[Text excerpt]
United States District Court, D. Oregon

January 25, 2018

TOSHA DAWN HINES, Plaintiff,
v.
NANCY A. BERRYHILL, [1] Acting Commissioner, Social Security Administration, Defendant.

          MERRILL SCHNEIDER Schneider Kerr Law Offices Attorneys for Plaintiff.

          BILLY J. WILLIAMS United States Attorney RENATA GOWIE Assistant United States Attorney MICHAEL W. PILE Acting Regional Chief Counsel SARAH ELIZABETH MOUM Special Assistant United States Attorney Social Security Administration Attorneys for Defendant.

          OPINION AND ORDER

          ANNA J. BROWN, United States Senior District Judge.

         Plaintiff Tosha Dawn Hines seeks judicial review of the final decision of the Commissioner of the Social Security Administration (SSA) in which she denied Plaintiff's application for Supplemental Security Income (SSI) under Title XVI of the Social Security Act. This Court has jurisdiction to review the Commissioner's final decision pursuant to 42 U.S.C. § 405(g).

         For the reasons that follow, the Court AFFIRMS the decision of the Commissioner and DISMISSES this matter.

[Exercise set]
(a) In the court opinion excerpt, under which title of the Social Security Act did the plaintiff apply for Supplemental Security Income?
(b) Carry on the court opinion in the Hines v. Berryhill case from the point where it stops.

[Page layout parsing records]
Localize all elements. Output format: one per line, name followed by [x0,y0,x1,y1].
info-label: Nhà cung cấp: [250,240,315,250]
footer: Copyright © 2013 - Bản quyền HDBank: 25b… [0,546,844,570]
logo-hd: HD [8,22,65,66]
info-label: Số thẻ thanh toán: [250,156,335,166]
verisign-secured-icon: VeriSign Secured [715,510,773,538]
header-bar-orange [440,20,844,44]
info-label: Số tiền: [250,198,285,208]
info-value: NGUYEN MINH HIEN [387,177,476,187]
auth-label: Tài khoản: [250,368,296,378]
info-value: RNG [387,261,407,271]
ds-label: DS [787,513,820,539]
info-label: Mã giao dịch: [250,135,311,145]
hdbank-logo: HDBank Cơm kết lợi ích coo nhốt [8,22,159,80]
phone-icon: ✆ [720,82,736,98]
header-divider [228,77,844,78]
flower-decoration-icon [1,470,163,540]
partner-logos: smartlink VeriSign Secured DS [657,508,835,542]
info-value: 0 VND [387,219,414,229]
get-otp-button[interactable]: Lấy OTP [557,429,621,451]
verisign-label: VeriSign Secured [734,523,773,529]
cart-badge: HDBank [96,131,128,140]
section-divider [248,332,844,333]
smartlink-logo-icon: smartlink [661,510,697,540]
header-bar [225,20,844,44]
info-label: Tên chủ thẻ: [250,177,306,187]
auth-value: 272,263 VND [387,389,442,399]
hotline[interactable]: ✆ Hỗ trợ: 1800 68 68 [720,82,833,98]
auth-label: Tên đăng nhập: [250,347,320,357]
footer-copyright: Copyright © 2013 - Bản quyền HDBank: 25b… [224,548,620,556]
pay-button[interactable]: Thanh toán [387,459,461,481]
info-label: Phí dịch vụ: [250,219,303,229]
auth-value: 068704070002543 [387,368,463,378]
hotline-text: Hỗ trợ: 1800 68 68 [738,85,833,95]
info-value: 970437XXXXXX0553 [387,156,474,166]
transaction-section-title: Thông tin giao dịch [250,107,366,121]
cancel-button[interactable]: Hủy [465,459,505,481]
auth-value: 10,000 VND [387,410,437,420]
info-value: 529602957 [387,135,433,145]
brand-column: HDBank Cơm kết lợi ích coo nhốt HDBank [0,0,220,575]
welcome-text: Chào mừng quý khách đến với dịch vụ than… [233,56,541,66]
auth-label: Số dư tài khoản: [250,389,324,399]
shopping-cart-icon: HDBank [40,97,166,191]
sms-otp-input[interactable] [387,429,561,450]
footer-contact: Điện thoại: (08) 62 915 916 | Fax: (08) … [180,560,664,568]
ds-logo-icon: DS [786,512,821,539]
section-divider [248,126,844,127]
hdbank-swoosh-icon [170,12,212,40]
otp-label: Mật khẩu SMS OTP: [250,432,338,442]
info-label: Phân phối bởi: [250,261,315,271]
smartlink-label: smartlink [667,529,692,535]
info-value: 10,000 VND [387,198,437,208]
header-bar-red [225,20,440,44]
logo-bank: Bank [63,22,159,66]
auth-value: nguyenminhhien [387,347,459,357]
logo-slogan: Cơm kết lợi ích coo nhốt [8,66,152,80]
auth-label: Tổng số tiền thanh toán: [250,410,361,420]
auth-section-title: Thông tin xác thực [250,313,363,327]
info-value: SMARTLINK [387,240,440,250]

[Responses to the exercise]
(a) Title XVI

(b)
         ADMINISTRATIVE HISTORY

         Plaintiff previously filed for SSI benefits on May 21, 2010, and alleged a disability onset date of October 1, 2009. Tr. 97. Plaintiff's application was denied initially and on reconsideration. Tr. 97. An Administrative Law Judge (ALJ) held a hearing on June 11, 2012. Tr. 59-93. Plaintiff was represented by an attorney at the hearing. On June 26, 2012, the ALJ issued an opinion in which he found Plaintiff was not disabled and, therefore, not entitled to benefits.[2] Tr. 97-106.

         On February 12, 2013, Plaintiff protectively filed another application for SSI benefits in which Plaintiff alleges a disability onset date of September 1, 2009. Tr. 19.[3]Plaintiff's application was denied initially and on reconsideration. An ALJ held a hearing on April 7, 2015. Tr. 19, 37-58. Plaintiff and a vocational expert (VE) testified. Plaintiff was represented by an attorney at the hearing. On July 2, 2015, the ALJ issued an opinion in which he found Plaintiff is not disabled and, therefore, is not entitled to benefits. Tr. 19-31. On August 28, 2015, Plaintiff requested review by the Appeals Council. Tr. 15. On October 27, 2016, the Appeals Council denied Plaintiff's request to review the ALJ's decision, and the ALJ's decision became the final decision of the Commissioner. Tr. 1-4. See Sims v. Apfel, 530 U.S. 103, 106-07 (2000).

         On December 29, 2016, Plaintiff filed a Complaint in this Court seeking review of the Commissioner's October 27, 2016, final decision.

         BACKGROUND

         Plaintiff was born on July 12, 1978. Tr. 30. Plaintiff was thirty-four years old at the time of the hearing. Plaintiff obtained a GED. Tr. 41. The ALJ found Plaintiff did not have any past relevant work experience. Tr. 29.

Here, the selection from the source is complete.